Hunt for the word "temperature" across the entries below, copying each line that holds it.

-- BEGIN Input rows --

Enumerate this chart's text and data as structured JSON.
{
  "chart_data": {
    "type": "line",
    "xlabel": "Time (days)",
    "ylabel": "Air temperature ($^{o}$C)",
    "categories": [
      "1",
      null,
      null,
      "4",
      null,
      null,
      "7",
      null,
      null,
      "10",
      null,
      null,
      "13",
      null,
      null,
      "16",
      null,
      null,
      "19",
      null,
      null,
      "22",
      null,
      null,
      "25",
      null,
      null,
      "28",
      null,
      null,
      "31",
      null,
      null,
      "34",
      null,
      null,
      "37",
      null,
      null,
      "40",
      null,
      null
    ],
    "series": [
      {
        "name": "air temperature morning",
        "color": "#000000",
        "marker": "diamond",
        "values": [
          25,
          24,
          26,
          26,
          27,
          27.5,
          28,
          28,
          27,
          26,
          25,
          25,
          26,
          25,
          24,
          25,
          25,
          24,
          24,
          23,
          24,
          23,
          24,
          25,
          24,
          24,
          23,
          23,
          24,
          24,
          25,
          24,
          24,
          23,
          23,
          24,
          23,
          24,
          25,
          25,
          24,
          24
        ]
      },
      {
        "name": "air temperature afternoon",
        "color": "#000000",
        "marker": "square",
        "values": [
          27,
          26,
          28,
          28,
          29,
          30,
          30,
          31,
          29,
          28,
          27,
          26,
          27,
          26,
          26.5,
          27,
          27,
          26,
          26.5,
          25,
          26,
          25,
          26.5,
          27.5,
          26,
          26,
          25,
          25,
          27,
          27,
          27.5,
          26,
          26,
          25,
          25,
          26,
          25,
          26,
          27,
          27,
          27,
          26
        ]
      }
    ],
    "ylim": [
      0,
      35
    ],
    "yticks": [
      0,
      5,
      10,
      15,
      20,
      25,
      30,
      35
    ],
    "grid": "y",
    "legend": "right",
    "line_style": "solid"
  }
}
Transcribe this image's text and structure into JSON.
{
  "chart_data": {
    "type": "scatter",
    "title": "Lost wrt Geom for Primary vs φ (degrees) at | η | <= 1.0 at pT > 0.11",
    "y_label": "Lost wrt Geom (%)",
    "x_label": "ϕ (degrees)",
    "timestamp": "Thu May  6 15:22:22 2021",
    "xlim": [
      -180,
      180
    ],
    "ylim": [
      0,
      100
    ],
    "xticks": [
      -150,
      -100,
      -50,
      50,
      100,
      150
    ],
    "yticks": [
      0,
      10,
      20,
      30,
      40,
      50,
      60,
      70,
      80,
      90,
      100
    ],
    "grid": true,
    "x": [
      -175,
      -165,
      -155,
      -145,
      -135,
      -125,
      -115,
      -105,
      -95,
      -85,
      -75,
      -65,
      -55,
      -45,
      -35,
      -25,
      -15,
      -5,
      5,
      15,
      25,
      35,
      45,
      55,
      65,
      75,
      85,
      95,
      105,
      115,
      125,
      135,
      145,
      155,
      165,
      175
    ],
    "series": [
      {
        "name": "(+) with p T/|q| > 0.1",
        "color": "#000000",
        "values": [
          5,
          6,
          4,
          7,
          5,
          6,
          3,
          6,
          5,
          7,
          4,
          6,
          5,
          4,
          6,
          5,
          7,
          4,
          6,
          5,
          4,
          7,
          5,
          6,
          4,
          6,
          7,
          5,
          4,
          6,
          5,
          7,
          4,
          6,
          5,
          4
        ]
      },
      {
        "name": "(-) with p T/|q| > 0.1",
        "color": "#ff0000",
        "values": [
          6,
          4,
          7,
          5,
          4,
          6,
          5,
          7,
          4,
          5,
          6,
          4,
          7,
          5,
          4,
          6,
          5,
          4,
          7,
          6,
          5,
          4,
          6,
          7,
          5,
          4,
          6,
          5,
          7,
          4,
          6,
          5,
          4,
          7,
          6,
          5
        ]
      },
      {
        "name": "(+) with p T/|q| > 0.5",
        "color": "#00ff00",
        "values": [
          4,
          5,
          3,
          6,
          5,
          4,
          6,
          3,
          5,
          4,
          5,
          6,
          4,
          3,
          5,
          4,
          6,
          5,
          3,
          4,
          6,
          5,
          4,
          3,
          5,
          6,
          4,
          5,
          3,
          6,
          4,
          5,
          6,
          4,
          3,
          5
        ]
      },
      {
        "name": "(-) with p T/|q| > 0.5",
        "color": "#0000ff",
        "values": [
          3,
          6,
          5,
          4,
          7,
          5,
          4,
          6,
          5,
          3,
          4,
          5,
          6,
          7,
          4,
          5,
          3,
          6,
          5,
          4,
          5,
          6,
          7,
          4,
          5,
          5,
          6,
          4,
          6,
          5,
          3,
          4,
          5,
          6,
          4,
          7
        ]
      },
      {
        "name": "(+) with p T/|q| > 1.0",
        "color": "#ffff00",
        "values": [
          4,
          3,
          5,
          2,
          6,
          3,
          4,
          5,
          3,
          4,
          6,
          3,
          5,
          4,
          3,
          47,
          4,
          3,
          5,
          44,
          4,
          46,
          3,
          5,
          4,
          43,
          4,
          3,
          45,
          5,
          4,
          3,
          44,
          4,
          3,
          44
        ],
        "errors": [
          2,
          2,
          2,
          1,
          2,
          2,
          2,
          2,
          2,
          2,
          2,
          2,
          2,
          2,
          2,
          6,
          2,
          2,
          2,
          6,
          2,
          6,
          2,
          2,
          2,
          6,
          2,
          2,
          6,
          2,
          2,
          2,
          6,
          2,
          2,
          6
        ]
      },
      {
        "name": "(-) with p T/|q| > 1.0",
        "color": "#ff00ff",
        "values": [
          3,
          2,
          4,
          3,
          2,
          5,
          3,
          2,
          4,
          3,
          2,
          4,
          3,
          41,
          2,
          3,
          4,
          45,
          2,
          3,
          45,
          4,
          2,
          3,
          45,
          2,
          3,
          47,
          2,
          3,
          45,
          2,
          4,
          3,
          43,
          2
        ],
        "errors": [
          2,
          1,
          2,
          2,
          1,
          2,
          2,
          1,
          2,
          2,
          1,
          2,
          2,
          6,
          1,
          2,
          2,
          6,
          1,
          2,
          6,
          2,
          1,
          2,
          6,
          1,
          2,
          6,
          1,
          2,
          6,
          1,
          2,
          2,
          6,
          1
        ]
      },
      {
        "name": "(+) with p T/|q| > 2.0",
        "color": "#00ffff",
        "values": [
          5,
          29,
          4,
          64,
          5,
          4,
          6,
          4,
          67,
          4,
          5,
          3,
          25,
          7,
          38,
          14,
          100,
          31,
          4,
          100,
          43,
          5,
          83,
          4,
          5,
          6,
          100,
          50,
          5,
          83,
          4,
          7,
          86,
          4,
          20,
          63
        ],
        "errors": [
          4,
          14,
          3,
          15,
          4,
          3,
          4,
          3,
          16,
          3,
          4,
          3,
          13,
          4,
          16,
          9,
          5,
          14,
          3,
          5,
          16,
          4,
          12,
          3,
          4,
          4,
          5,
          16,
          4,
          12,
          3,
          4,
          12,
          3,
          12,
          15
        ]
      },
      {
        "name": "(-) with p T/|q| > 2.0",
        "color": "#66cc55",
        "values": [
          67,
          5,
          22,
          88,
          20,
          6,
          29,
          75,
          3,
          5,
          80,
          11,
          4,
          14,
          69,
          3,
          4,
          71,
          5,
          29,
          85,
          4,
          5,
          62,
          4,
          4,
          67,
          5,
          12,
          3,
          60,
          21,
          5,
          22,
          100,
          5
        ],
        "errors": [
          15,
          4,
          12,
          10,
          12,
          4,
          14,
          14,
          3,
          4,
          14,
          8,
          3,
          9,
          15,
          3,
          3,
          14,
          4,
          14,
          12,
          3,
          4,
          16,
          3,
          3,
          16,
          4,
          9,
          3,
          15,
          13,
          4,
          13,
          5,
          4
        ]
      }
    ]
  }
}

-- END Input rows --

Task response:
    "ylabel": "Air temperature ($^{o}$C)",
        "name": "air temperature morning",
        "name": "air temperature afternoon",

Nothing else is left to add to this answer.